#### RECORDS FOR THE TASK:
+++

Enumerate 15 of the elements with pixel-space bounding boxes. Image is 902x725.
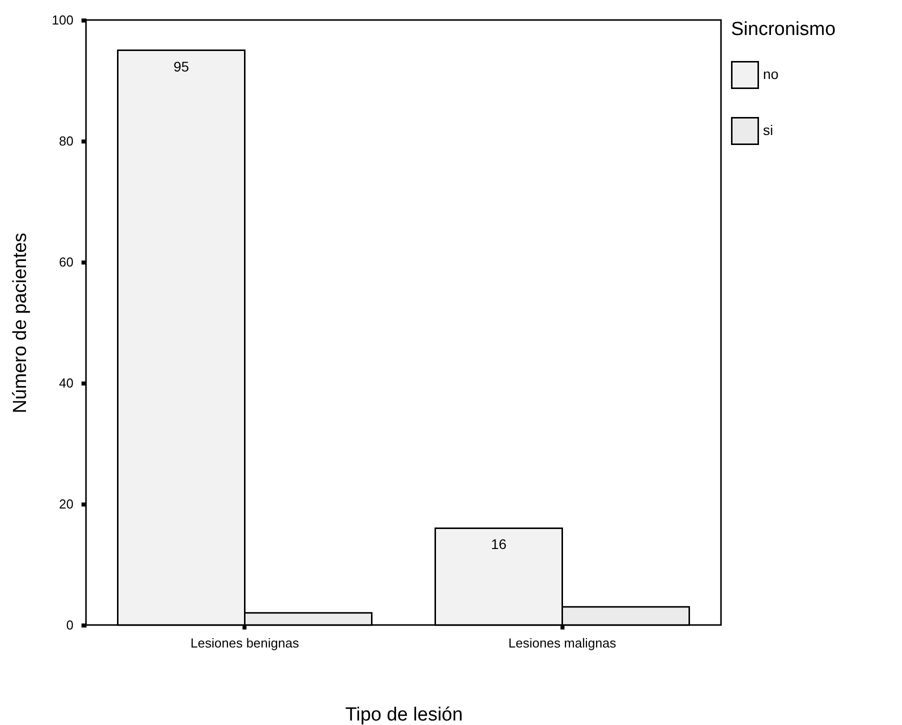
y-axis-title: Número de pacientes [10,232,31,414]
legend-title: Sincronismo [731,19,836,40]
x-tick-label: Lesiones malignas [508,636,617,650]
data-label: 95 [173,58,190,74]
y-tick-label: 80 [59,134,74,148]
y-tick-label: 20 [59,496,74,512]
y-tick-label: 0 [66,618,74,632]
legend-label: no [763,66,779,82]
x-tick-label: Lesiones benignas [190,636,300,650]
y-tick-label: 100 [52,12,74,28]
x-axis-title: Tipo de lesión [345,704,463,725]
y-tick-label: 40 [59,376,74,390]
legend-label: si [763,122,774,138]
y-tick-label: 60 [59,254,74,270]
data-label: 16 [490,536,507,552]
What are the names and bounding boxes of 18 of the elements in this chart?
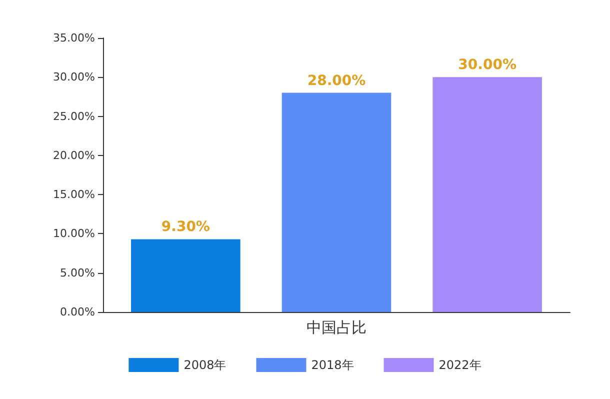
y-tick-label: 0.00% — [60, 306, 95, 318]
bar — [131, 239, 240, 312]
data-label: 9.30% — [161, 219, 210, 236]
data-label: 28.00% — [307, 72, 366, 89]
y-tick-label: 5.00% — [60, 266, 95, 280]
y-tick-label: 30.00% — [53, 70, 95, 84]
legend-label: 2022年 — [438, 358, 482, 372]
bar — [432, 77, 542, 312]
legend-label: 2018年 — [311, 358, 354, 372]
y-tick-label: 35.00% — [53, 32, 95, 44]
bar — [282, 92, 392, 312]
y-tick-label: 15.00% — [53, 188, 95, 202]
legend-label: 2008年 — [184, 358, 226, 372]
x-tick-label: 中国占比 — [306, 318, 366, 336]
data-label: 30.00% — [458, 57, 516, 74]
y-tick-label: 10.00% — [53, 227, 95, 240]
y-tick-label: 20.00% — [53, 148, 95, 162]
y-tick-label: 25.00% — [53, 110, 95, 123]
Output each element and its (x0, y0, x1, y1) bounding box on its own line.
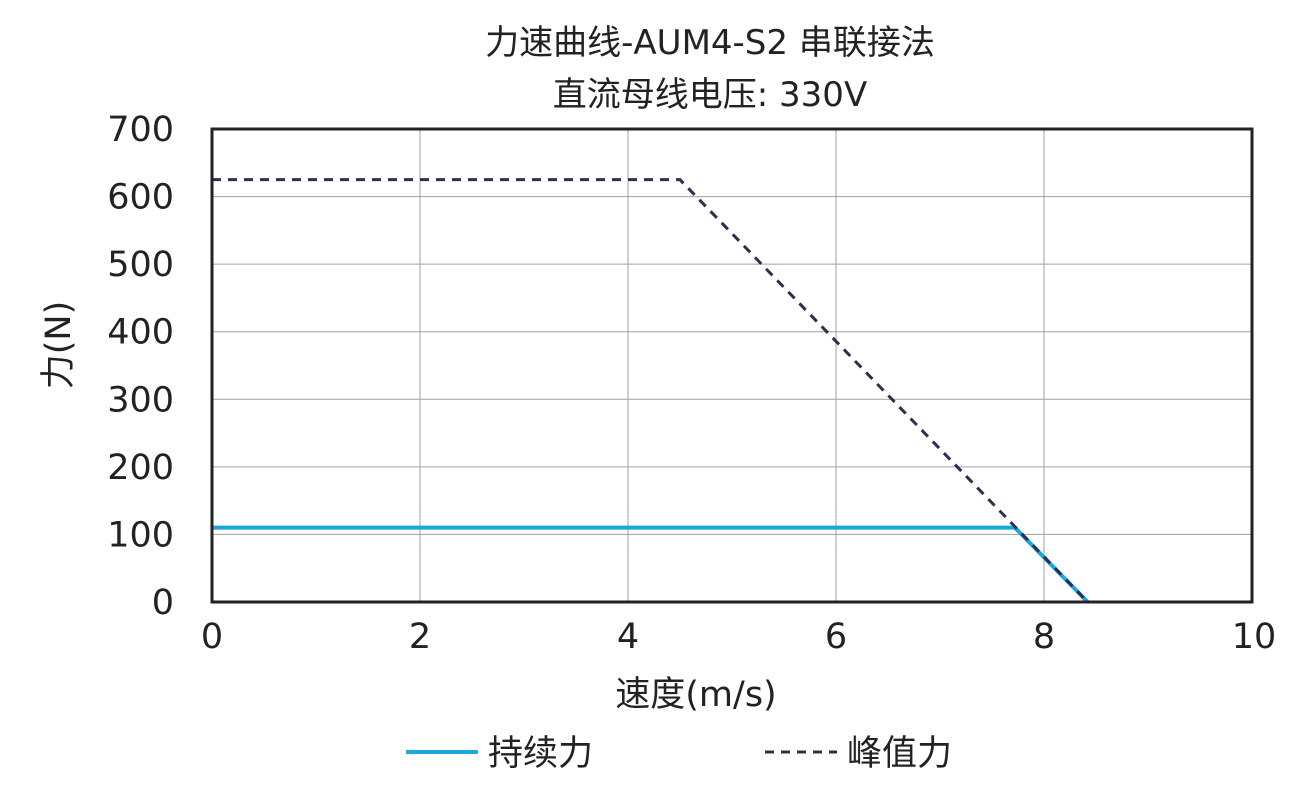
y-tick-label: 600 (107, 178, 174, 218)
legend: 持续力 峰值力 (406, 734, 952, 774)
y-tick-label: 700 (107, 110, 174, 150)
legend-label: 持续力 (488, 734, 593, 774)
x-tick-label: 6 (825, 617, 847, 657)
legend-label: 峰值力 (847, 734, 952, 774)
x-tick-label: 2 (409, 617, 431, 657)
grid-lines (211, 128, 1253, 603)
plot-frame (210, 127, 1254, 604)
y-tick-label: 100 (107, 515, 174, 555)
y-axis-label: 力(N) (39, 301, 79, 390)
y-tick-labels: 0 100 200 300 400 500 600 700 (107, 110, 174, 623)
y-tick-label: 0 (152, 583, 174, 623)
x-tick-label: 8 (1033, 617, 1055, 657)
chart-title: 力速曲线-AUM4-S2 串联接法 (485, 23, 935, 63)
series-layer (212, 178, 1090, 604)
series-line-continuous-force (212, 525, 1090, 604)
y-tick-label: 500 (107, 245, 174, 285)
x-axis-label: 速度(m/s) (615, 675, 776, 715)
x-tick-labels: 0 2 4 6 8 10 (201, 617, 1276, 657)
x-tick-label: 4 (617, 617, 639, 657)
series-line-peak-force (212, 178, 1089, 604)
y-tick-label: 200 (107, 448, 174, 488)
y-tick-label: 300 (107, 380, 174, 420)
y-tick-label: 400 (107, 313, 174, 353)
x-tick-label: 10 (1232, 617, 1277, 657)
x-tick-label: 0 (201, 617, 223, 657)
chart-subtitle: 直流母线电压: 330V (553, 75, 867, 115)
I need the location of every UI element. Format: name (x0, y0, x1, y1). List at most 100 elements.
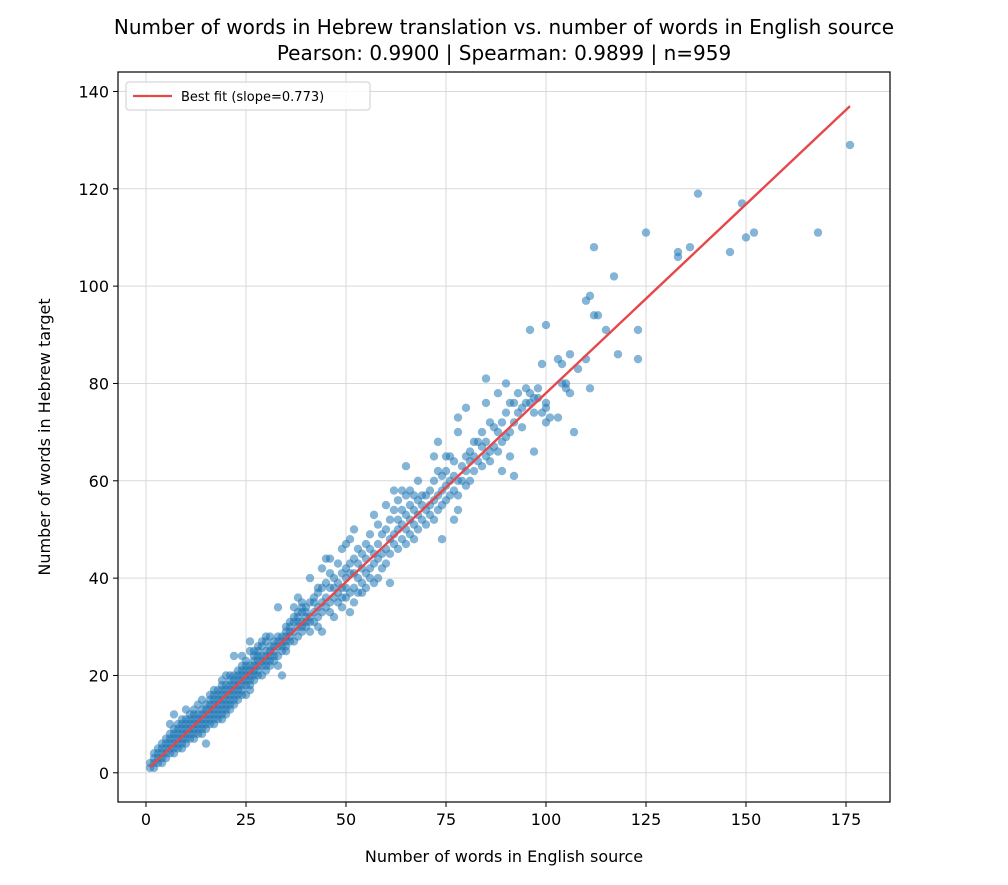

+++

#### EXERCISE REQUIREMENTS:
Reproduce the entire listing above line for line, omitting the pictures.

#### PROBLEM SOLUTION:
Enumerate 15 of the elements with pixel-space bounding boxes. Image is 902x725.
y-axis-title: Número de pacientes [10,232,31,414]
legend-title: Sincronismo [731,19,836,40]
x-tick-label: Lesiones malignas [508,636,617,650]
data-label: 95 [173,58,190,74]
y-tick-label: 80 [59,134,74,148]
y-tick-label: 20 [59,496,74,512]
y-tick-label: 0 [66,618,74,632]
legend-label: no [763,66,779,82]
x-tick-label: Lesiones benignas [190,636,300,650]
y-tick-label: 100 [52,12,74,28]
x-axis-title: Tipo de lesión [345,704,463,725]
y-tick-label: 40 [59,376,74,390]
legend-label: si [763,122,774,138]
y-tick-label: 60 [59,254,74,270]
data-label: 16 [490,536,507,552]
What are the names and bounding boxes of 18 of the elements in this chart?
y-tick-label: 0.00% — [60, 306, 95, 318]
bar — [131, 239, 240, 312]
data-label: 9.30% — [161, 219, 210, 236]
data-label: 28.00% — [307, 72, 366, 89]
y-tick-label: 5.00% — [60, 266, 95, 280]
y-tick-label: 30.00% — [53, 70, 95, 84]
legend-label: 2022年 — [438, 358, 482, 372]
bar — [432, 77, 542, 312]
legend-label: 2018年 — [311, 358, 354, 372]
y-tick-label: 35.00% — [53, 32, 95, 44]
bar — [282, 92, 392, 312]
y-tick-label: 15.00% — [53, 188, 95, 202]
legend-label: 2008年 — [184, 358, 226, 372]
x-tick-label: 中国占比 — [306, 318, 366, 336]
data-label: 30.00% — [458, 57, 516, 74]
y-tick-label: 10.00% — [53, 227, 95, 240]
y-tick-label: 20.00% — [53, 148, 95, 162]
y-tick-label: 25.00% — [53, 110, 95, 123]
Output each element and its (x0, y0, x1, y1) bounding box on its own line.
y-tick-label: 600 (107, 178, 174, 218)
legend: 持续力 峰值力 (406, 734, 952, 774)
y-tick-label: 700 (107, 110, 174, 150)
legend-label: 持续力 (488, 734, 593, 774)
x-tick-label: 6 (825, 617, 847, 657)
legend-label: 峰值力 (847, 734, 952, 774)
x-tick-label: 2 (409, 617, 431, 657)
grid-lines (211, 128, 1253, 603)
plot-frame (210, 127, 1254, 604)
y-tick-label: 100 (107, 515, 174, 555)
y-axis-label: 力(N) (39, 301, 79, 390)
y-tick-labels: 0 100 200 300 400 500 600 700 (107, 110, 174, 623)
y-tick-label: 0 (152, 583, 174, 623)
x-tick-label: 8 (1033, 617, 1055, 657)
chart-title: 力速曲线-AUM4-S2 串联接法 (485, 23, 935, 63)
series-layer (212, 178, 1090, 604)
series-line-continuous-force (212, 525, 1090, 604)
y-tick-label: 500 (107, 245, 174, 285)
x-axis-label: 速度(m/s) (615, 675, 776, 715)
x-tick-labels: 0 2 4 6 8 10 (201, 617, 1276, 657)
x-tick-label: 4 (617, 617, 639, 657)
series-line-peak-force (212, 178, 1089, 604)
y-tick-label: 200 (107, 448, 174, 488)
y-tick-label: 300 (107, 380, 174, 420)
y-tick-label: 400 (107, 313, 174, 353)
x-tick-label: 10 (1232, 617, 1277, 657)
x-tick-label: 0 (201, 617, 223, 657)
chart-subtitle: 直流母线电压: 330V (553, 75, 867, 115)
I need the location of every UI element. Format: name (x0, y0, x1, y1). List at most 100 elements.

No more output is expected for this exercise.